• _Aim of the exercise_:
Copy every line of the items below word for word, but leave the pictures out.

• _Data listing_:
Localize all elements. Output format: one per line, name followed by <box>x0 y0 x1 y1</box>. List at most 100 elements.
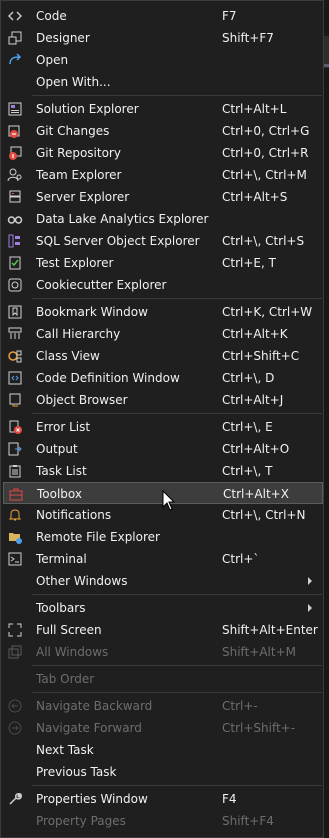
full-screen-icon <box>7 622 23 638</box>
menu-item-git-changes[interactable]: Git Changes Ctrl+0, Ctrl+G <box>3 120 323 142</box>
menu-item-next-task[interactable]: Next Task <box>3 739 323 761</box>
menu-item-label: Output <box>36 442 78 456</box>
menu-item-property-pages[interactable]: Property Pages Shift+F4 <box>3 810 323 832</box>
menu-item-open-with[interactable]: Open With... <box>3 71 323 93</box>
menu-item-shortcut: Ctrl+\, Ctrl+M <box>222 168 307 182</box>
menu-item-label: Task List <box>36 464 87 478</box>
menu-item-previous-task[interactable]: Previous Task <box>3 761 323 783</box>
menu-item-label: Data Lake Analytics Explorer <box>36 212 209 226</box>
menu-item-label: Previous Task <box>36 765 117 779</box>
menu-item-label: Next Task <box>36 743 94 757</box>
output-icon <box>7 441 23 457</box>
mouse-cursor-icon <box>162 490 176 511</box>
menu-item-shortcut: Ctrl+\, E <box>222 420 273 434</box>
menu-separator <box>32 692 322 693</box>
menu-item-label: Solution Explorer <box>36 102 139 116</box>
menu-separator <box>32 665 322 666</box>
wrench-icon <box>7 791 23 807</box>
menu-item-shortcut: Ctrl+\, D <box>222 371 275 385</box>
menu-item-label: Team Explorer <box>36 168 122 182</box>
window-edge <box>324 0 329 838</box>
menu-item-designer[interactable]: Designer Shift+F7 <box>3 27 323 49</box>
menu-item-shortcut: Shift+F7 <box>222 31 274 45</box>
menu-item-shortcut: F4 <box>222 792 237 806</box>
menu-item-shortcut: Shift+Alt+M <box>222 645 296 659</box>
data-lake-icon <box>7 211 23 227</box>
menu-item-navigate-backward[interactable]: Navigate Backward Ctrl+- <box>3 695 323 717</box>
menu-item-cookiecutter[interactable]: Cookiecutter Explorer <box>3 274 323 296</box>
menu-item-navigate-forward[interactable]: Navigate Forward Ctrl+Shift+- <box>3 717 323 739</box>
menu-item-all-windows[interactable]: All Windows Shift+Alt+M <box>3 641 323 663</box>
menu-item-label: Open With... <box>36 75 111 89</box>
menu-item-terminal[interactable]: Terminal Ctrl+` <box>3 548 323 570</box>
menu-item-shortcut: Ctrl+Shift+C <box>222 349 300 363</box>
menu-item-other-windows[interactable]: Other Windows <box>3 570 323 592</box>
menu-item-server-explorer[interactable]: Server Explorer Ctrl+Alt+S <box>3 186 323 208</box>
menu-item-remote-file-explorer[interactable]: Remote File Explorer <box>3 526 323 548</box>
code-definition-icon <box>7 370 23 386</box>
menu-item-shortcut: Ctrl+Alt+L <box>222 102 287 116</box>
menu-item-shortcut: Ctrl+0, Ctrl+R <box>222 146 309 160</box>
menu-item-shortcut: Ctrl+Shift+- <box>222 721 296 735</box>
menu-item-shortcut: Ctrl+K, Ctrl+W <box>222 305 313 319</box>
navigate-forward-icon <box>7 720 23 736</box>
menu-item-shortcut: Ctrl+Alt+O <box>222 442 290 456</box>
designer-icon <box>7 30 23 46</box>
menu-item-label: Code Definition Window <box>36 371 180 385</box>
menu-item-properties-window[interactable]: Properties Window F4 <box>3 788 323 810</box>
menu-item-label: Designer <box>36 31 90 45</box>
menu-item-sql-server[interactable]: SQL Server Object Explorer Ctrl+\, Ctrl+… <box>3 230 323 252</box>
menu-item-solution-explorer[interactable]: Solution Explorer Ctrl+Alt+L <box>3 98 323 120</box>
menu-item-code[interactable]: Code F7 <box>3 5 323 27</box>
task-list-icon <box>7 463 23 479</box>
menu-item-tab-order[interactable]: Tab Order <box>3 668 323 690</box>
menu-item-shortcut: Ctrl+Alt+J <box>222 393 284 407</box>
menu-item-output[interactable]: Output Ctrl+Alt+O <box>3 438 323 460</box>
menu-item-label: Toolbox <box>37 487 82 501</box>
terminal-icon <box>7 551 23 567</box>
menu-separator <box>32 95 322 96</box>
class-view-icon <box>7 348 23 364</box>
menu-item-call-hierarchy[interactable]: Call Hierarchy Ctrl+Alt+K <box>3 323 323 345</box>
menu-item-bookmark-window[interactable]: Bookmark Window Ctrl+K, Ctrl+W <box>3 301 323 323</box>
menu-item-test-explorer[interactable]: Test Explorer Ctrl+E, T <box>3 252 323 274</box>
menu-item-toolbars[interactable]: Toolbars <box>3 597 323 619</box>
menu-item-full-screen[interactable]: Full Screen Shift+Alt+Enter <box>3 619 323 641</box>
git-changes-icon <box>7 123 23 139</box>
test-explorer-icon <box>7 255 23 271</box>
menu-item-object-browser[interactable]: Object Browser Ctrl+Alt+J <box>3 389 323 411</box>
menu-item-open[interactable]: Open <box>3 49 323 71</box>
call-hierarchy-icon <box>7 326 23 342</box>
menu-item-shortcut: Shift+Alt+Enter <box>222 623 318 637</box>
team-explorer-icon <box>7 167 23 183</box>
menu-item-label: Call Hierarchy <box>36 327 121 341</box>
menu-item-label: Full Screen <box>36 623 102 637</box>
menu-item-label: Navigate Forward <box>36 721 142 735</box>
menu-item-label: All Windows <box>36 645 109 659</box>
menu-item-task-list[interactable]: Task List Ctrl+\, T <box>3 460 323 482</box>
menu-item-label: Git Changes <box>36 124 110 138</box>
menu-item-git-repository[interactable]: Git Repository Ctrl+0, Ctrl+R <box>3 142 323 164</box>
menu-item-label: Bookmark Window <box>36 305 148 319</box>
menu-separator <box>32 594 322 595</box>
menu-item-shortcut: F7 <box>222 9 237 23</box>
menu-item-shortcut: Ctrl+Alt+X <box>223 487 289 501</box>
menu-item-shortcut: Ctrl+- <box>222 699 258 713</box>
error-list-icon <box>7 419 23 435</box>
menu-item-shortcut: Ctrl+` <box>222 552 260 566</box>
menu-item-data-lake[interactable]: Data Lake Analytics Explorer <box>3 208 323 230</box>
menu-item-team-explorer[interactable]: Team Explorer Ctrl+\, Ctrl+M <box>3 164 323 186</box>
navigate-backward-icon <box>7 698 23 714</box>
submenu-arrow-icon <box>308 577 312 585</box>
menu-item-class-view[interactable]: Class View Ctrl+Shift+C <box>3 345 323 367</box>
menu-item-shortcut: Ctrl+E, T <box>222 256 276 270</box>
menu-item-label: Terminal <box>36 552 87 566</box>
cookiecutter-icon <box>7 277 23 293</box>
menu-item-error-list[interactable]: Error List Ctrl+\, E <box>3 416 323 438</box>
menu-item-shortcut: Shift+F4 <box>222 814 274 828</box>
object-browser-icon <box>7 392 23 408</box>
all-windows-icon <box>7 644 23 660</box>
menu-item-label: Git Repository <box>36 146 121 160</box>
menu-separator <box>32 785 322 786</box>
menu-item-code-definition[interactable]: Code Definition Window Ctrl+\, D <box>3 367 323 389</box>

• _Solution for this exercise_:
Localize all elements. Output format: one per line, name followed by <box>x0 y0 x1 y1</box>. List at most 100 elements.
full-screen-icon <box>7 622 23 638</box>
menu-item-git-changes[interactable]: Git Changes Ctrl+0, Ctrl+G <box>3 120 323 142</box>
menu-item-next-task[interactable]: Next Task <box>3 739 323 761</box>
menu-item-label: Output <box>36 442 78 456</box>
menu-item-property-pages[interactable]: Property Pages Shift+F4 <box>3 810 323 832</box>
menu-item-open-with[interactable]: Open With... <box>3 71 323 93</box>
menu-item-shortcut: Ctrl+\, Ctrl+M <box>222 168 307 182</box>
menu-item-label: Task List <box>36 464 87 478</box>
menu-item-previous-task[interactable]: Previous Task <box>3 761 323 783</box>
menu-item-label: Data Lake Analytics Explorer <box>36 212 209 226</box>
menu-item-label: Previous Task <box>36 765 117 779</box>
menu-item-label: Next Task <box>36 743 94 757</box>
output-icon <box>7 441 23 457</box>
mouse-cursor-icon <box>162 490 176 511</box>
menu-item-shortcut: Ctrl+\, E <box>222 420 273 434</box>
menu-separator <box>32 692 322 693</box>
menu-item-label: Solution Explorer <box>36 102 139 116</box>
menu-separator <box>32 665 322 666</box>
wrench-icon <box>7 791 23 807</box>
menu-item-shortcut: Ctrl+\, D <box>222 371 275 385</box>
menu-item-label: Team Explorer <box>36 168 122 182</box>
window-edge <box>324 0 329 838</box>
menu-item-designer[interactable]: Designer Shift+F7 <box>3 27 323 49</box>
menu-item-shortcut: Shift+F7 <box>222 31 274 45</box>
menu-item-shortcut: F4 <box>222 792 237 806</box>
menu-item-shortcut: Shift+Alt+M <box>222 645 296 659</box>
data-lake-icon <box>7 211 23 227</box>
menu-item-navigate-backward[interactable]: Navigate Backward Ctrl+- <box>3 695 323 717</box>
menu-item-cookiecutter[interactable]: Cookiecutter Explorer <box>3 274 323 296</box>
menu-item-navigate-forward[interactable]: Navigate Forward Ctrl+Shift+- <box>3 717 323 739</box>
menu-item-all-windows[interactable]: All Windows Shift+Alt+M <box>3 641 323 663</box>
menu-item-label: Open With... <box>36 75 111 89</box>
menu-item-terminal[interactable]: Terminal Ctrl+` <box>3 548 323 570</box>
menu-item-shortcut: Ctrl+Shift+C <box>222 349 300 363</box>
menu-item-other-windows[interactable]: Other Windows <box>3 570 323 592</box>
menu-item-server-explorer[interactable]: Server Explorer Ctrl+Alt+S <box>3 186 323 208</box>
menu-item-remote-file-explorer[interactable]: Remote File Explorer <box>3 526 323 548</box>
code-definition-icon <box>7 370 23 386</box>
menu-item-shortcut: Ctrl+Alt+L <box>222 102 287 116</box>
menu-item-shortcut: Ctrl+0, Ctrl+R <box>222 146 309 160</box>
menu-item-shortcut: Ctrl+Shift+- <box>222 721 296 735</box>
menu-item-shortcut: Ctrl+K, Ctrl+W <box>222 305 313 319</box>
navigate-forward-icon <box>7 720 23 736</box>
menu-item-shortcut: Ctrl+Alt+O <box>222 442 290 456</box>
designer-icon <box>7 30 23 46</box>
menu-item-label: Code Definition Window <box>36 371 180 385</box>
menu-item-properties-window[interactable]: Properties Window F4 <box>3 788 323 810</box>
menu-item-label: Designer <box>36 31 90 45</box>
menu-item-sql-server[interactable]: SQL Server Object Explorer Ctrl+\, Ctrl+… <box>3 230 323 252</box>
menu-item-solution-explorer[interactable]: Solution Explorer Ctrl+Alt+L <box>3 98 323 120</box>
menu-item-code[interactable]: Code F7 <box>3 5 323 27</box>
task-list-icon <box>7 463 23 479</box>
menu-item-tab-order[interactable]: Tab Order <box>3 668 323 690</box>
menu-item-shortcut: Ctrl+Alt+J <box>222 393 284 407</box>
menu-item-output[interactable]: Output Ctrl+Alt+O <box>3 438 323 460</box>
menu-item-label: Toolbox <box>37 487 82 501</box>
terminal-icon <box>7 551 23 567</box>
menu-separator <box>32 95 322 96</box>
class-view-icon <box>7 348 23 364</box>
menu-item-call-hierarchy[interactable]: Call Hierarchy Ctrl+Alt+K <box>3 323 323 345</box>
menu-item-bookmark-window[interactable]: Bookmark Window Ctrl+K, Ctrl+W <box>3 301 323 323</box>
menu-item-test-explorer[interactable]: Test Explorer Ctrl+E, T <box>3 252 323 274</box>
menu-item-toolbars[interactable]: Toolbars <box>3 597 323 619</box>
menu-item-full-screen[interactable]: Full Screen Shift+Alt+Enter <box>3 619 323 641</box>
git-changes-icon <box>7 123 23 139</box>
test-explorer-icon <box>7 255 23 271</box>
menu-item-object-browser[interactable]: Object Browser Ctrl+Alt+J <box>3 389 323 411</box>
menu-item-open[interactable]: Open <box>3 49 323 71</box>
call-hierarchy-icon <box>7 326 23 342</box>
menu-item-shortcut: Shift+Alt+Enter <box>222 623 318 637</box>
team-explorer-icon <box>7 167 23 183</box>
menu-item-label: Call Hierarchy <box>36 327 121 341</box>
menu-item-label: Full Screen <box>36 623 102 637</box>
menu-item-label: Navigate Forward <box>36 721 142 735</box>
menu-item-label: All Windows <box>36 645 109 659</box>
menu-item-task-list[interactable]: Task List Ctrl+\, T <box>3 460 323 482</box>
menu-item-label: Git Changes <box>36 124 110 138</box>
menu-item-git-repository[interactable]: Git Repository Ctrl+0, Ctrl+R <box>3 142 323 164</box>
menu-item-label: Bookmark Window <box>36 305 148 319</box>
menu-separator <box>32 594 322 595</box>
menu-item-shortcut: F7 <box>222 9 237 23</box>
menu-item-shortcut: Ctrl+Alt+X <box>223 487 289 501</box>
menu-item-shortcut: Ctrl+- <box>222 699 258 713</box>
error-list-icon <box>7 419 23 435</box>
menu-item-shortcut: Ctrl+` <box>222 552 260 566</box>
menu-item-data-lake[interactable]: Data Lake Analytics Explorer <box>3 208 323 230</box>
menu-item-team-explorer[interactable]: Team Explorer Ctrl+\, Ctrl+M <box>3 164 323 186</box>
navigate-backward-icon <box>7 698 23 714</box>
submenu-arrow-icon <box>308 577 312 585</box>
menu-item-class-view[interactable]: Class View Ctrl+Shift+C <box>3 345 323 367</box>
menu-item-shortcut: Ctrl+E, T <box>222 256 276 270</box>
menu-item-label: Terminal <box>36 552 87 566</box>
cookiecutter-icon <box>7 277 23 293</box>
menu-item-error-list[interactable]: Error List Ctrl+\, E <box>3 416 323 438</box>
menu-item-shortcut: Shift+F4 <box>222 814 274 828</box>
object-browser-icon <box>7 392 23 408</box>
all-windows-icon <box>7 644 23 660</box>
menu-item-label: Git Repository <box>36 146 121 160</box>
menu-separator <box>32 785 322 786</box>
menu-item-code-definition[interactable]: Code Definition Window Ctrl+\, D <box>3 367 323 389</box>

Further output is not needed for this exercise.